• _BRIEF_: Reproduce the records below exactly, leaving out any pictures.

• _INPUT_:
Begin
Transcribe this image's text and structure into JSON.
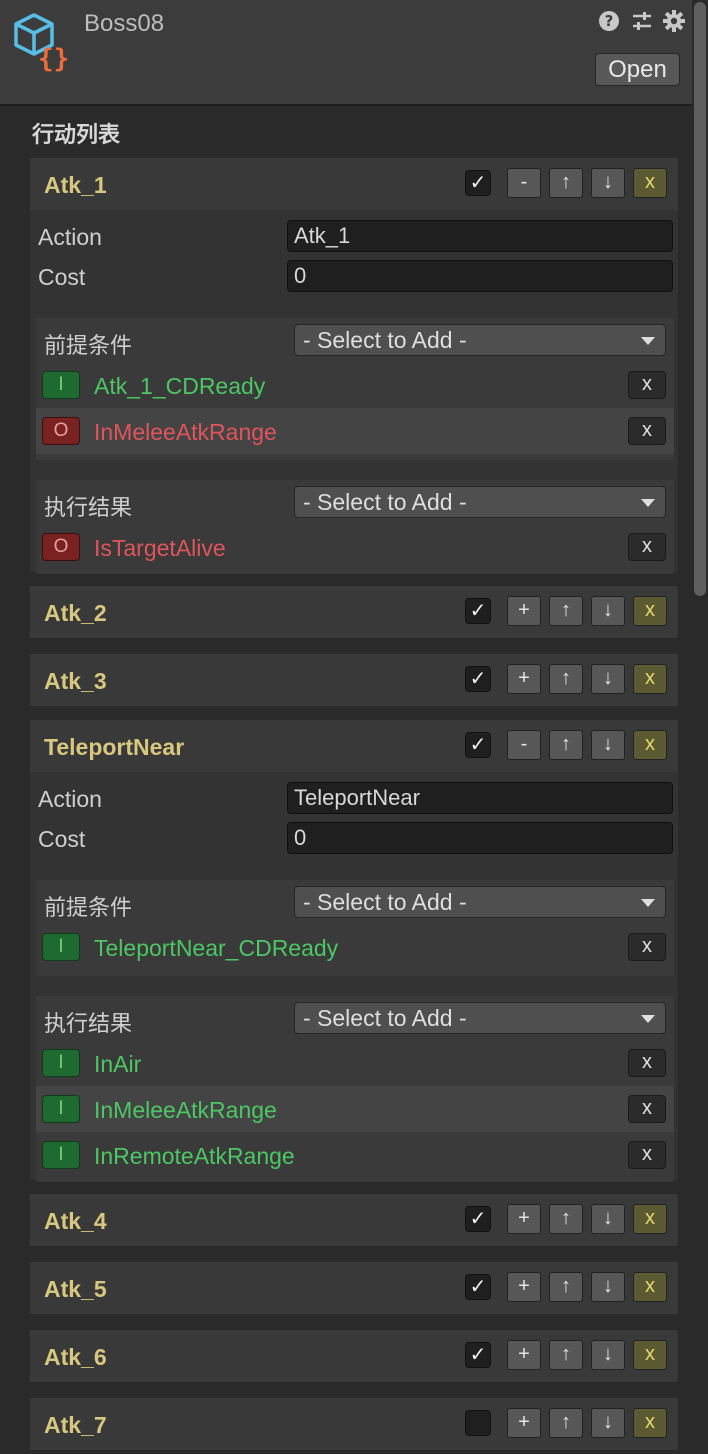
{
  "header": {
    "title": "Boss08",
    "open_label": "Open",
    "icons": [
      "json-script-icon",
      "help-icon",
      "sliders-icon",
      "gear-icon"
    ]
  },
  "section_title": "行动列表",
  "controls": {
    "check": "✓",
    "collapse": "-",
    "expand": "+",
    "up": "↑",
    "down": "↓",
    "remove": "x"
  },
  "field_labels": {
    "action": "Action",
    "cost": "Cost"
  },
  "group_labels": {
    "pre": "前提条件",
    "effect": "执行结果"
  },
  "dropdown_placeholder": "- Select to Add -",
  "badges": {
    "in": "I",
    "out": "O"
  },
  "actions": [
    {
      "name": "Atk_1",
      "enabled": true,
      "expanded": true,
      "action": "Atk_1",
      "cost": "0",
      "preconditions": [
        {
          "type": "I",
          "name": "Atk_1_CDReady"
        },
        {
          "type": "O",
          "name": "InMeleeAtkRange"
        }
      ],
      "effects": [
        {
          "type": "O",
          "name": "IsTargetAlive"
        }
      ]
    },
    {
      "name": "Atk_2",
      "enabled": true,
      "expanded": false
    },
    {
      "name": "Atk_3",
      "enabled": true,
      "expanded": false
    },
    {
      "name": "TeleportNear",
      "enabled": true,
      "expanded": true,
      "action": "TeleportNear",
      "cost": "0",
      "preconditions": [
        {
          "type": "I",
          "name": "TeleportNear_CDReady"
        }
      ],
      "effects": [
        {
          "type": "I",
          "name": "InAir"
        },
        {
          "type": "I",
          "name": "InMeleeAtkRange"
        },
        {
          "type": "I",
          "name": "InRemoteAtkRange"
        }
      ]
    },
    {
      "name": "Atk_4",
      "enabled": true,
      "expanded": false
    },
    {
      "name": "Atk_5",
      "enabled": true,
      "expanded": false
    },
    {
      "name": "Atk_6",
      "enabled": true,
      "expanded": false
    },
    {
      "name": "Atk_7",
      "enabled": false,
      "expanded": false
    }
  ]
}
End
• _RESULT FOR THIS EXERCISE_:
Transcribe this image's text and structure into JSON.
{
  "header": {
    "title": "Boss08",
    "open_label": "Open",
    "icons": [
      "json-script-icon",
      "help-icon",
      "sliders-icon",
      "gear-icon"
    ]
  },
  "section_title": "行动列表",
  "controls": {
    "check": "✓",
    "collapse": "-",
    "expand": "+",
    "up": "↑",
    "down": "↓",
    "remove": "x"
  },
  "field_labels": {
    "action": "Action",
    "cost": "Cost"
  },
  "group_labels": {
    "pre": "前提条件",
    "effect": "执行结果"
  },
  "dropdown_placeholder": "- Select to Add -",
  "badges": {
    "in": "I",
    "out": "O"
  },
  "actions": [
    {
      "name": "Atk_1",
      "enabled": true,
      "expanded": true,
      "action": "Atk_1",
      "cost": "0",
      "preconditions": [
        {
          "type": "I",
          "name": "Atk_1_CDReady"
        },
        {
          "type": "O",
          "name": "InMeleeAtkRange"
        }
      ],
      "effects": [
        {
          "type": "O",
          "name": "IsTargetAlive"
        }
      ]
    },
    {
      "name": "Atk_2",
      "enabled": true,
      "expanded": false
    },
    {
      "name": "Atk_3",
      "enabled": true,
      "expanded": false
    },
    {
      "name": "TeleportNear",
      "enabled": true,
      "expanded": true,
      "action": "TeleportNear",
      "cost": "0",
      "preconditions": [
        {
          "type": "I",
          "name": "TeleportNear_CDReady"
        }
      ],
      "effects": [
        {
          "type": "I",
          "name": "InAir"
        },
        {
          "type": "I",
          "name": "InMeleeAtkRange"
        },
        {
          "type": "I",
          "name": "InRemoteAtkRange"
        }
      ]
    },
    {
      "name": "Atk_4",
      "enabled": true,
      "expanded": false
    },
    {
      "name": "Atk_5",
      "enabled": true,
      "expanded": false
    },
    {
      "name": "Atk_6",
      "enabled": true,
      "expanded": false
    },
    {
      "name": "Atk_7",
      "enabled": false,
      "expanded": false
    }
  ]
}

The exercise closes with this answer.